Copy every line that holds "กงานหร".

* start *

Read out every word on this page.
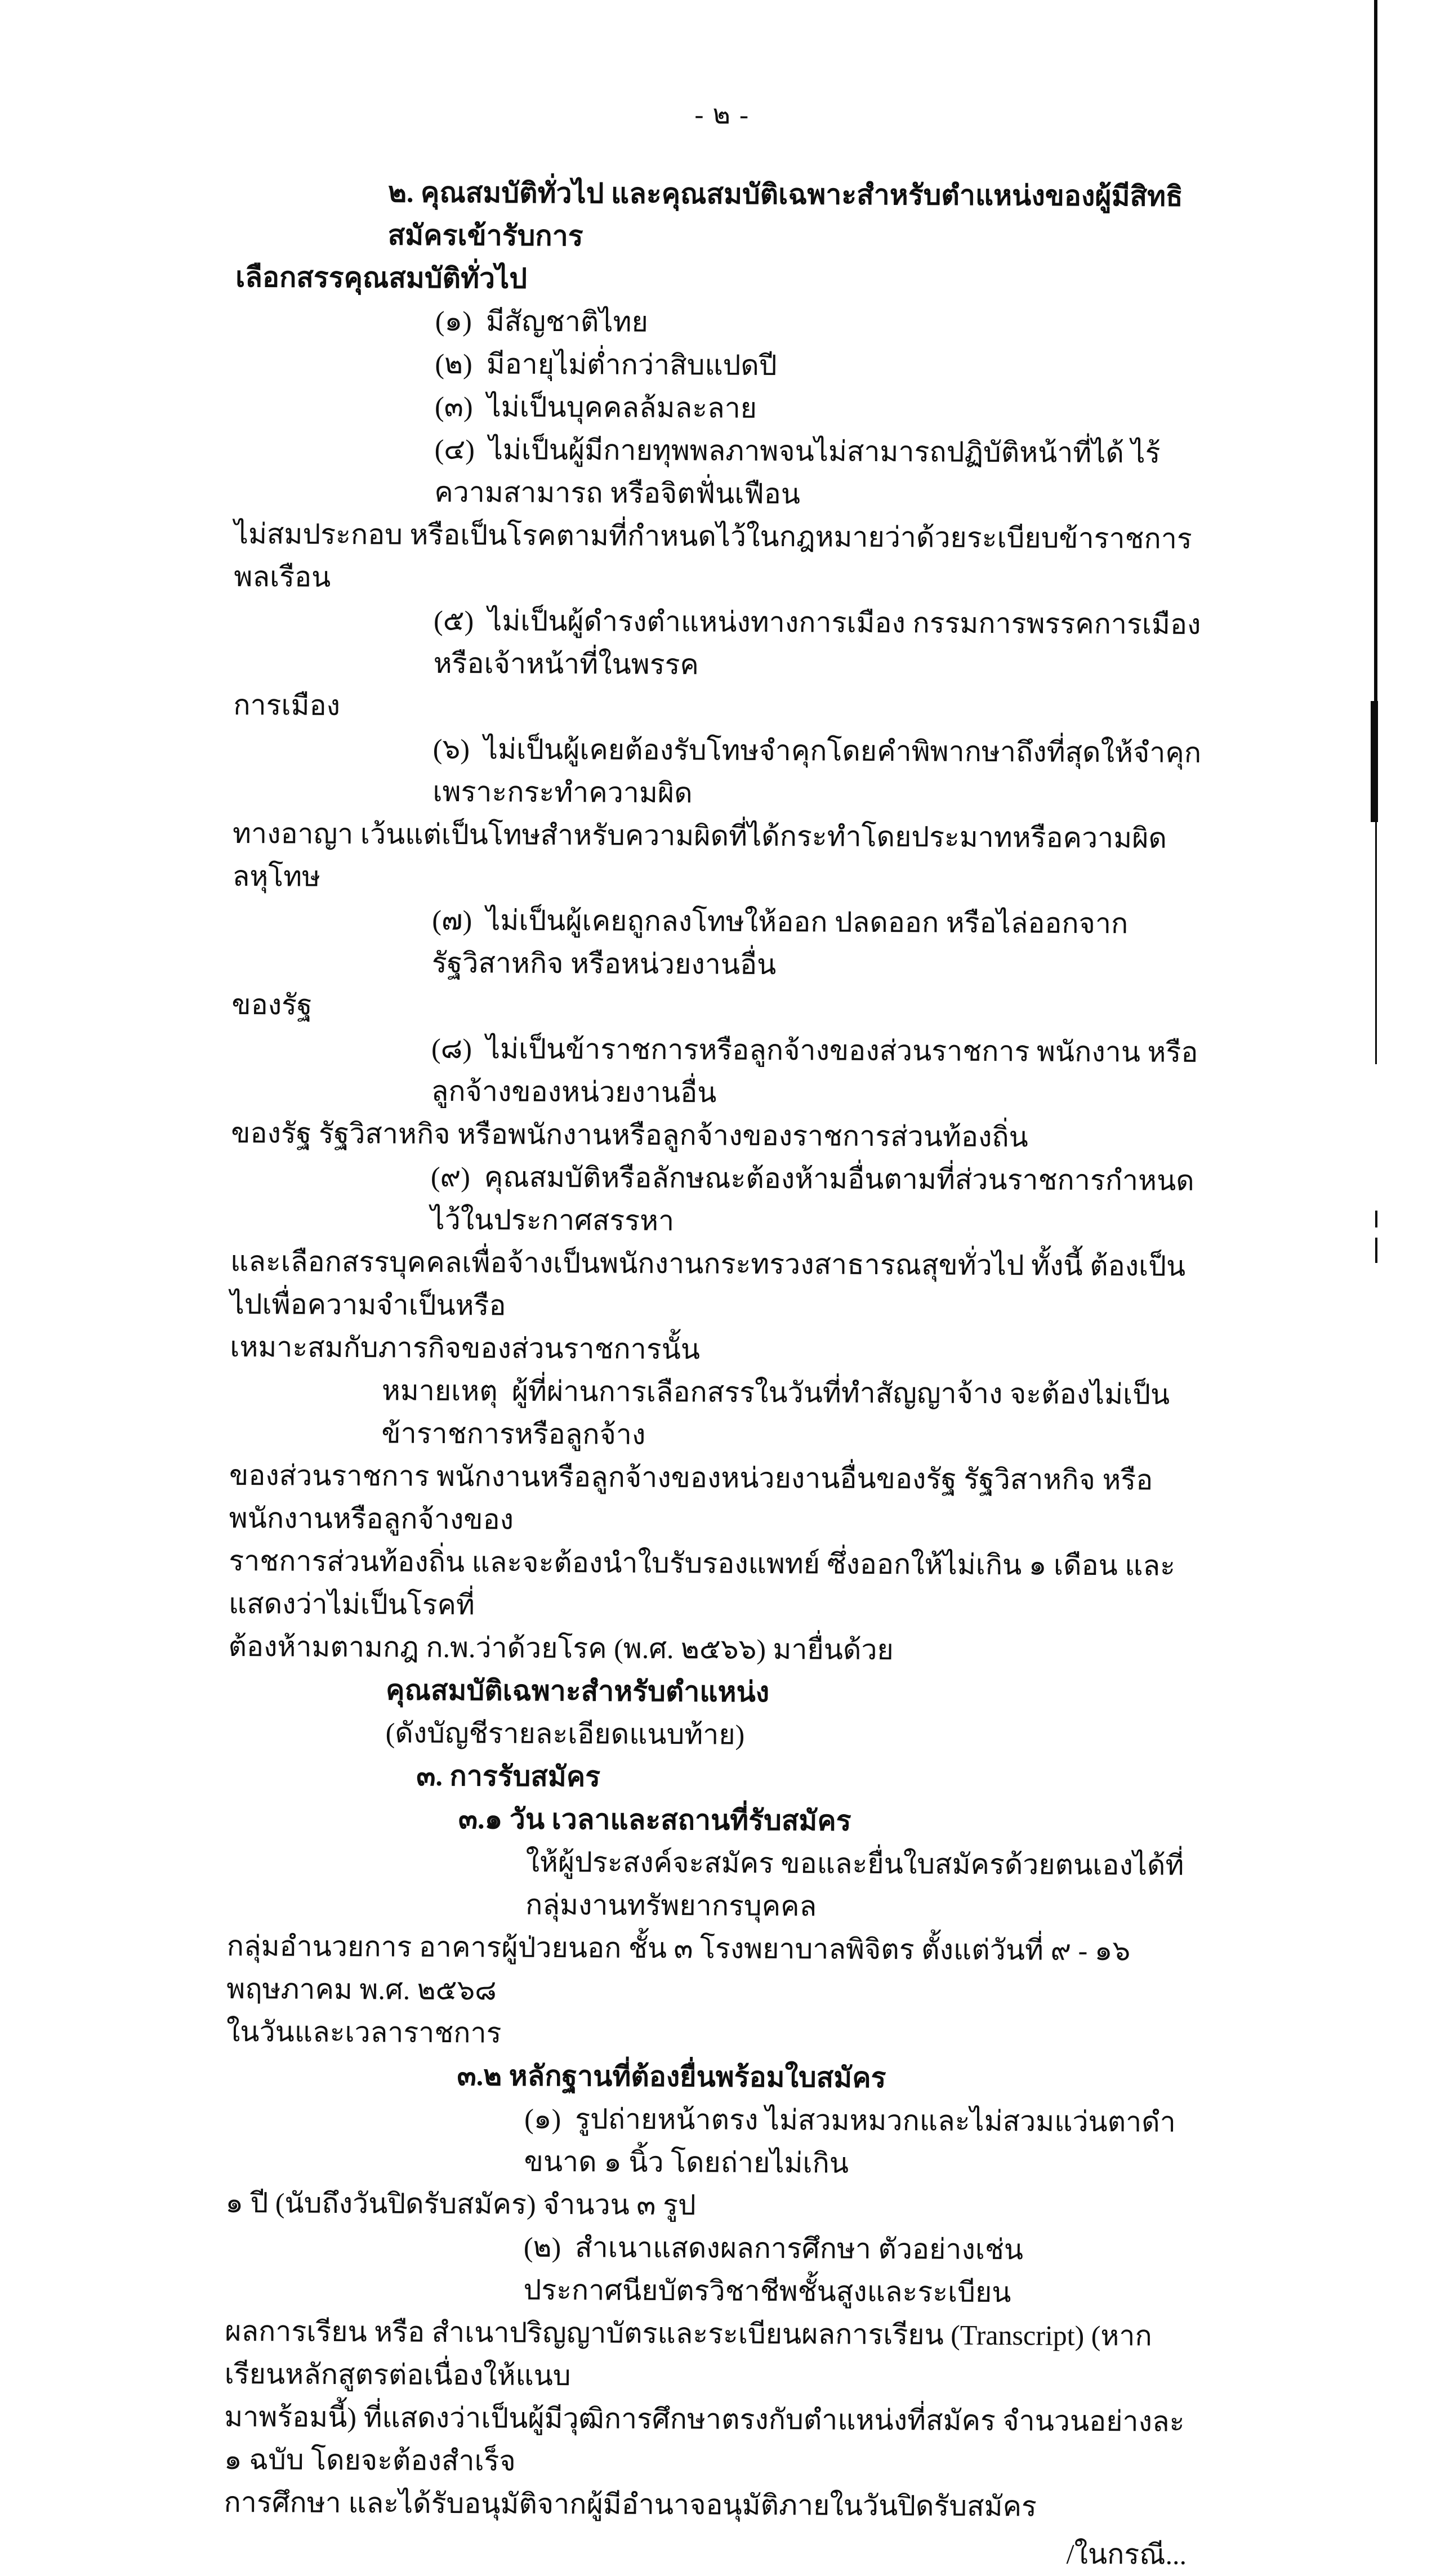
- ๒ -
๒. คุณสมบัติทั่วไป และคุณสมบัติเฉพาะสำหรับตำแหน่งของผู้มีสิทธิสมัครเข้ารับการ
เลือกสรรคุณสมบัติทั่วไป
(๑)  มีสัญชาติไทย
(๒)  มีอายุไม่ต่ำกว่าสิบแปดปี
(๓)  ไม่เป็นบุคคลล้มละลาย
(๔)  ไม่เป็นผู้มีกายทุพพลภาพจนไม่สามารถปฏิบัติหน้าที่ได้ ไร้ความสามารถ หรือจิตฟั่นเฟือน
ไม่สมประกอบ หรือเป็นโรคตามที่กำหนดไว้ในกฎหมายว่าด้วยระเบียบข้าราชการพลเรือน
(๕)  ไม่เป็นผู้ดำรงตำแหน่งทางการเมือง กรรมการพรรคการเมือง หรือเจ้าหน้าที่ในพรรค
การเมือง
(๖)  ไม่เป็นผู้เคยต้องรับโทษจำคุกโดยคำพิพากษาถึงที่สุดให้จำคุก เพราะกระทำความผิด
ทางอาญา เว้นแต่เป็นโทษสำหรับความผิดที่ได้กระทำโดยประมาทหรือความผิดลหุโทษ
(๗)  ไม่เป็นผู้เคยถูกลงโทษให้ออก ปลดออก หรือไล่ออกจากรัฐวิสาหกิจ หรือหน่วยงานอื่น
ของรัฐ
(๘)  ไม่เป็นข้าราชการหรือลูกจ้างของส่วนราชการ พนักงาน หรือลูกจ้างของหน่วยงานอื่น
ของรัฐ รัฐวิสาหกิจ หรือพนักงานหรือลูกจ้างของราชการส่วนท้องถิ่น
(๙)  คุณสมบัติหรือลักษณะต้องห้ามอื่นตามที่ส่วนราชการกำหนดไว้ในประกาศสรรหา
และเลือกสรรบุคคลเพื่อจ้างเป็นพนักงานกระทรวงสาธารณสุขทั่วไป ทั้งนี้ ต้องเป็นไปเพื่อความจำเป็นหรือ
เหมาะสมกับภารกิจของส่วนราชการนั้น
หมายเหตุ  ผู้ที่ผ่านการเลือกสรรในวันที่ทำสัญญาจ้าง จะต้องไม่เป็นข้าราชการหรือลูกจ้าง
ของส่วนราชการ พนักงานหรือลูกจ้างของหน่วยงานอื่นของรัฐ รัฐวิสาหกิจ หรือพนักงานหรือลูกจ้างของ
ราชการส่วนท้องถิ่น และจะต้องนำใบรับรองแพทย์ ซึ่งออกให้ไม่เกิน ๑ เดือน และแสดงว่าไม่เป็นโรคที่
ต้องห้ามตามกฎ ก.พ.ว่าด้วยโรค (พ.ศ. ๒๕๖๖) มายื่นด้วย
คุณสมบัติเฉพาะสำหรับตำแหน่ง
(ดังบัญชีรายละเอียดแนบท้าย)
๓. การรับสมัคร
๓.๑ วัน เวลาและสถานที่รับสมัคร
ให้ผู้ประสงค์จะสมัคร ขอและยื่นใบสมัครด้วยตนเองได้ที่กลุ่มงานทรัพยากรบุคคล
กลุ่มอำนวยการ อาคารผู้ป่วยนอก ชั้น ๓ โรงพยาบาลพิจิตร ตั้งแต่วันที่ ๙ - ๑๖  พฤษภาคม พ.ศ. ๒๕๖๘
ในวันและเวลาราชการ
๓.๒ หลักฐานที่ต้องยื่นพร้อมใบสมัคร
(๑)  รูปถ่ายหน้าตรง ไม่สวมหมวกและไม่สวมแว่นตาดำ ขนาด ๑ นิ้ว โดยถ่ายไม่เกิน
๑ ปี (นับถึงวันปิดรับสมัคร) จำนวน ๓ รูป
(๒)  สำเนาแสดงผลการศึกษา ตัวอย่างเช่น ประกาศนียบัตรวิชาชีพชั้นสูงและระเบียน
ผลการเรียน หรือ สำเนาปริญญาบัตรและระเบียนผลการเรียน (Transcript) (หากเรียนหลักสูตรต่อเนื่องให้แนบ
มาพร้อมนี้) ที่แสดงว่าเป็นผู้มีวุฒิการศึกษาตรงกับตำแหน่งที่สมัคร จำนวนอย่างละ ๑ ฉบับ โดยจะต้องสำเร็จ
การศึกษา และได้รับอนุมัติจากผู้มีอำนาจอนุมัติภายในวันปิดรับสมัคร
/ในกรณี...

* end *

### Expected answer:
ของรัฐ รัฐวิสาหกิจ หรือพนักงานหรือลูกจ้างของราชการส่วนท้องถิ่น
ของส่วนราชการ พนักงานหรือลูกจ้างของหน่วยงานอื่นของรัฐ รัฐวิสาหกิจ หรือพนักงานหรือลูกจ้างของ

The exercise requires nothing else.